▶ [THE REQUEST]
Copy out all of the data below with no alterations.

▶ [MATERIAL SUPPLIED]
--- --- ---

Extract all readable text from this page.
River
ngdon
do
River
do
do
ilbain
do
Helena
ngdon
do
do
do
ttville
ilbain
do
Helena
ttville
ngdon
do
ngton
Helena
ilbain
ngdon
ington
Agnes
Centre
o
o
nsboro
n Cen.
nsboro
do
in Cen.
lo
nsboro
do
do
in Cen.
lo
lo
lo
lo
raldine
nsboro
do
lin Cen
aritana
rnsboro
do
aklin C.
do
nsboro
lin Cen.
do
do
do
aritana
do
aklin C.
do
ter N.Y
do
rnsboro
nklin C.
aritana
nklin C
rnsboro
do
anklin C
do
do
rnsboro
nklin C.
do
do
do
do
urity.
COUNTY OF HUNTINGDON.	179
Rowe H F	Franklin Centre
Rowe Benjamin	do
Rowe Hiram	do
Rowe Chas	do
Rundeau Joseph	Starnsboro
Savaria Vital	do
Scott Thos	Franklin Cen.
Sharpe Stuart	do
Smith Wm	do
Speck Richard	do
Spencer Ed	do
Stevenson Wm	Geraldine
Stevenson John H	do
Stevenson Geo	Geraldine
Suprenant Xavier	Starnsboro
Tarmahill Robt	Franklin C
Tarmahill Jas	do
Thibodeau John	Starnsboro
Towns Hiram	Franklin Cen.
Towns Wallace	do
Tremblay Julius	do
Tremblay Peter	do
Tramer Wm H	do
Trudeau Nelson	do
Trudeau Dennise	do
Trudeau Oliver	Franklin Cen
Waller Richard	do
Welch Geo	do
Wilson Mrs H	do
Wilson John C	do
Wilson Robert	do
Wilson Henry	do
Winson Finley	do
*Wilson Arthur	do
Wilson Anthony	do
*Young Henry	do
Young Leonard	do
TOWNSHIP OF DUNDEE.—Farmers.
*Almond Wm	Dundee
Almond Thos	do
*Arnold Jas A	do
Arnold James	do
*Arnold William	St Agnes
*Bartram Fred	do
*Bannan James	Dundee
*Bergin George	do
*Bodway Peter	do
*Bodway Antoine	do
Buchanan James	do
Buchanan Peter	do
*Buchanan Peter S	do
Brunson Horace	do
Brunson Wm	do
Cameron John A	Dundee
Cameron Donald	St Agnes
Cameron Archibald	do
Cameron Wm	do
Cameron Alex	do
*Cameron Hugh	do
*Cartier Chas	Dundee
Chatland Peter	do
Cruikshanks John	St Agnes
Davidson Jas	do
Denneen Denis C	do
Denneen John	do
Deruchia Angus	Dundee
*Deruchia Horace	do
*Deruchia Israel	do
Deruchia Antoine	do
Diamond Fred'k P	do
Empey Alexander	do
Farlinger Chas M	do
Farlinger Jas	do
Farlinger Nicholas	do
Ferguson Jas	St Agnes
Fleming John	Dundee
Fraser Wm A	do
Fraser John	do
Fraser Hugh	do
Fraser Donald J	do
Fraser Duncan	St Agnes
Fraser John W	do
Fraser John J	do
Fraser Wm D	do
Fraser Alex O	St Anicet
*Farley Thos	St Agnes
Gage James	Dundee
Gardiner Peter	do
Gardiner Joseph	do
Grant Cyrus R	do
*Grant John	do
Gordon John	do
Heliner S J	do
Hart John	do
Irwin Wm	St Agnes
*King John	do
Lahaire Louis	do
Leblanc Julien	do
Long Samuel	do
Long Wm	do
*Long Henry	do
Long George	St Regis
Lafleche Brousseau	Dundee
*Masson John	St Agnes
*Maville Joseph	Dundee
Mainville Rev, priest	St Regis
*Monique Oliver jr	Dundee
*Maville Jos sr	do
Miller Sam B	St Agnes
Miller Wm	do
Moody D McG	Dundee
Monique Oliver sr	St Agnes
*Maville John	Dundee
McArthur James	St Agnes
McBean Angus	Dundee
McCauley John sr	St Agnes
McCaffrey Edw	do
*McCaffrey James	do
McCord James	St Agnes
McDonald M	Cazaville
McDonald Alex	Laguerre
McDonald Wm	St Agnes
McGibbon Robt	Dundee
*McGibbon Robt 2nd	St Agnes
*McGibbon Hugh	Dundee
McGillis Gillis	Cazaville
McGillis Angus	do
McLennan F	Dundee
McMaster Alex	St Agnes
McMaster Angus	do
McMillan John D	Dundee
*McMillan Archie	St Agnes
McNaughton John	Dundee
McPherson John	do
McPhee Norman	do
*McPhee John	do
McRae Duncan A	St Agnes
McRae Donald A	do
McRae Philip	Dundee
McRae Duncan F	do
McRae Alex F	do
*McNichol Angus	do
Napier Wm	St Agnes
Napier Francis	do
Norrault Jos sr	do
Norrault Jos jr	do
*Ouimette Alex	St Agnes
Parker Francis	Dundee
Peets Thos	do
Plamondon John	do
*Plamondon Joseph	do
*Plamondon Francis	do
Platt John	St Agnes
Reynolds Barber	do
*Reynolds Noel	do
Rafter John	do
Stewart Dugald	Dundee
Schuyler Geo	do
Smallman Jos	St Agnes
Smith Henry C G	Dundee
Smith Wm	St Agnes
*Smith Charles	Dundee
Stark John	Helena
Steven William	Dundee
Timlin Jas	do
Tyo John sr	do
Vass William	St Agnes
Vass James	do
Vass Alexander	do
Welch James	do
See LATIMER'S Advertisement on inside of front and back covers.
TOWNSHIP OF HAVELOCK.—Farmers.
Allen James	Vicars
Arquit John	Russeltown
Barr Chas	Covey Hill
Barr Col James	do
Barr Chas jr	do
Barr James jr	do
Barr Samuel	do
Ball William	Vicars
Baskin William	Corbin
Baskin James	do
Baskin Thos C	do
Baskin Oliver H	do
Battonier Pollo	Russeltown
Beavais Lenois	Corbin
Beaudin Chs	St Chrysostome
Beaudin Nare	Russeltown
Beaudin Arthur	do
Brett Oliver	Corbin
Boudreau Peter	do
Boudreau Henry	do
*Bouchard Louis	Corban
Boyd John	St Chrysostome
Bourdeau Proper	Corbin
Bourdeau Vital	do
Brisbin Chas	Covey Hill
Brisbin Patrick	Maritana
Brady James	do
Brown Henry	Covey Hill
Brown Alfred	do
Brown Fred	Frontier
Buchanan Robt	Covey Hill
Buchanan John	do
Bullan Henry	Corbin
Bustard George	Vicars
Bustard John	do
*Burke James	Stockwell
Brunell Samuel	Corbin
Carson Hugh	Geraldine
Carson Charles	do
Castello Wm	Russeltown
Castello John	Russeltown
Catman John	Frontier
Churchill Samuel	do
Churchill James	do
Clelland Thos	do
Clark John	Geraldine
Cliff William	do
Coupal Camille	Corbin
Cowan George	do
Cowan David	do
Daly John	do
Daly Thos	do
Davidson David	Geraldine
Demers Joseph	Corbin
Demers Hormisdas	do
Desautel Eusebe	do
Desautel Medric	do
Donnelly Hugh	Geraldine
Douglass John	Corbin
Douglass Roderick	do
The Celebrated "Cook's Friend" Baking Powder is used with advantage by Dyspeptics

--- --- ---

▶ [SOLVED EXERCISE]
Extract all readable text from this page.
River
ngdon
do
River
do
do
ilbain
do
Helena
ngdon
do
do
do
ttville
ilbain
do
Helena
ttville
ngdon
do
ngton
Helena
ilbain
ngdon
ington
Agnes
Centre
o
o
nsboro
n Cen.
nsboro
do
in Cen.
lo
nsboro
do
do
in Cen.
lo
lo
lo
lo
raldine
nsboro
do
lin Cen
aritana
rnsboro
do
aklin C.
do
nsboro
lin Cen.
do
do
do
aritana
do
aklin C.
do
ter N.Y
do
rnsboro
nklin C.
aritana
nklin C
rnsboro
do
anklin C
do
do
rnsboro
nklin C.
do
do
do
do
urity.
COUNTY OF HUNTINGDON.	179
Rowe H F	Franklin Centre
Rowe Benjamin	do
Rowe Hiram	do
Rowe Chas	do
Rundeau Joseph	Starnsboro
Savaria Vital	do
Scott Thos	Franklin Cen.
Sharpe Stuart	do
Smith Wm	do
Speck Richard	do
Spencer Ed	do
Stevenson Wm	Geraldine
Stevenson John H	do
Stevenson Geo	Geraldine
Suprenant Xavier	Starnsboro
Tarmahill Robt	Franklin C
Tarmahill Jas	do
Thibodeau John	Starnsboro
Towns Hiram	Franklin Cen.
Towns Wallace	do
Tremblay Julius	do
Tremblay Peter	do
Tramer Wm H	do
Trudeau Nelson	do
Trudeau Dennise	do
Trudeau Oliver	Franklin Cen
Waller Richard	do
Welch Geo	do
Wilson Mrs H	do
Wilson John C	do
Wilson Robert	do
Wilson Henry	do
Winson Finley	do
*Wilson Arthur	do
Wilson Anthony	do
*Young Henry	do
Young Leonard	do
TOWNSHIP OF DUNDEE.—Farmers.
*Almond Wm	Dundee
Almond Thos	do
*Arnold Jas A	do
Arnold James	do
*Arnold William	St Agnes
*Bartram Fred	do
*Bannan James	Dundee
*Bergin George	do
*Bodway Peter	do
*Bodway Antoine	do
Buchanan James	do
Buchanan Peter	do
*Buchanan Peter S	do
Brunson Horace	do
Brunson Wm	do
Cameron John A	Dundee
Cameron Donald	St Agnes
Cameron Archibald	do
Cameron Wm	do
Cameron Alex	do
*Cameron Hugh	do
*Cartier Chas	Dundee
Chatland Peter	do
Cruikshanks John	St Agnes
Davidson Jas	do
Denneen Denis C	do
Denneen John	do
Deruchia Angus	Dundee
*Deruchia Horace	do
*Deruchia Israel	do
Deruchia Antoine	do
Diamond Fred'k P	do
Empey Alexander	do
Farlinger Chas M	do
Farlinger Jas	do
Farlinger Nicholas	do
Ferguson Jas	St Agnes
Fleming John	Dundee
Fraser Wm A	do
Fraser John	do
Fraser Hugh	do
Fraser Donald J	do
Fraser Duncan	St Agnes
Fraser John W	do
Fraser John J	do
Fraser Wm D	do
Fraser Alex O	St Anicet
*Farley Thos	St Agnes
Gage James	Dundee
Gardiner Peter	do
Gardiner Joseph	do
Grant Cyrus R	do
*Grant John	do
Gordon John	do
Heliner S J	do
Hart John	do
Irwin Wm	St Agnes
*King John	do
Lahaire Louis	do
Leblanc Julien	do
Long Samuel	do
Long Wm	do
*Long Henry	do
Long George	St Regis
Lafleche Brousseau	Dundee
*Masson John	St Agnes
*Maville Joseph	Dundee
Mainville Rev, priest	St Regis
*Monique Oliver jr	Dundee
*Maville Jos sr	do
Miller Sam B	St Agnes
Miller Wm	do
Moody D McG	Dundee
Monique Oliver sr	St Agnes
*Maville John	Dundee
McArthur James	St Agnes
McBean Angus	Dundee
McCauley John sr	St Agnes
McCaffrey Edw	do
*McCaffrey James	do
McCord James	St Agnes
McDonald M	Cazaville
McDonald Alex	Laguerre
McDonald Wm	St Agnes
McGibbon Robt	Dundee
*McGibbon Robt 2nd	St Agnes
*McGibbon Hugh	Dundee
McGillis Gillis	Cazaville
McGillis Angus	do
McLennan F	Dundee
McMaster Alex	St Agnes
McMaster Angus	do
McMillan John D	Dundee
*McMillan Archie	St Agnes
McNaughton John	Dundee
McPherson John	do
McPhee Norman	do
*McPhee John	do
McRae Duncan A	St Agnes
McRae Donald A	do
McRae Philip	Dundee
McRae Duncan F	do
McRae Alex F	do
*McNichol Angus	do
Napier Wm	St Agnes
Napier Francis	do
Norrault Jos sr	do
Norrault Jos jr	do
*Ouimette Alex	St Agnes
Parker Francis	Dundee
Peets Thos	do
Plamondon John	do
*Plamondon Joseph	do
*Plamondon Francis	do
Platt John	St Agnes
Reynolds Barber	do
*Reynolds Noel	do
Rafter John	do
Stewart Dugald	Dundee
Schuyler Geo	do
Smallman Jos	St Agnes
Smith Henry C G	Dundee
Smith Wm	St Agnes
*Smith Charles	Dundee
Stark John	Helena
Steven William	Dundee
Timlin Jas	do
Tyo John sr	do
Vass William	St Agnes
Vass James	do
Vass Alexander	do
Welch James	do
See LATIMER'S Advertisement on inside of front and back covers.
TOWNSHIP OF HAVELOCK.—Farmers.
Allen James	Vicars
Arquit John	Russeltown
Barr Chas	Covey Hill
Barr Col James	do
Barr Chas jr	do
Barr James jr	do
Barr Samuel	do
Ball William	Vicars
Baskin William	Corbin
Baskin James	do
Baskin Thos C	do
Baskin Oliver H	do
Battonier Pollo	Russeltown
Beavais Lenois	Corbin
Beaudin Chs	St Chrysostome
Beaudin Nare	Russeltown
Beaudin Arthur	do
Brett Oliver	Corbin
Boudreau Peter	do
Boudreau Henry	do
*Bouchard Louis	Corban
Boyd John	St Chrysostome
Bourdeau Proper	Corbin
Bourdeau Vital	do
Brisbin Chas	Covey Hill
Brisbin Patrick	Maritana
Brady James	do
Brown Henry	Covey Hill
Brown Alfred	do
Brown Fred	Frontier
Buchanan Robt	Covey Hill
Buchanan John	do
Bullan Henry	Corbin
Bustard George	Vicars
Bustard John	do
*Burke James	Stockwell
Brunell Samuel	Corbin
Carson Hugh	Geraldine
Carson Charles	do
Castello Wm	Russeltown
Castello John	Russeltown
Catman John	Frontier
Churchill Samuel	do
Churchill James	do
Clelland Thos	do
Clark John	Geraldine
Cliff William	do
Coupal Camille	Corbin
Cowan George	do
Cowan David	do
Daly John	do
Daly Thos	do
Davidson David	Geraldine
Demers Joseph	Corbin
Demers Hormisdas	do
Desautel Eusebe	do
Desautel Medric	do
Donnelly Hugh	Geraldine
Douglass John	Corbin
Douglass Roderick	do
The Celebrated "Cook's Friend" Baking Powder is used with advantage by Dyspeptics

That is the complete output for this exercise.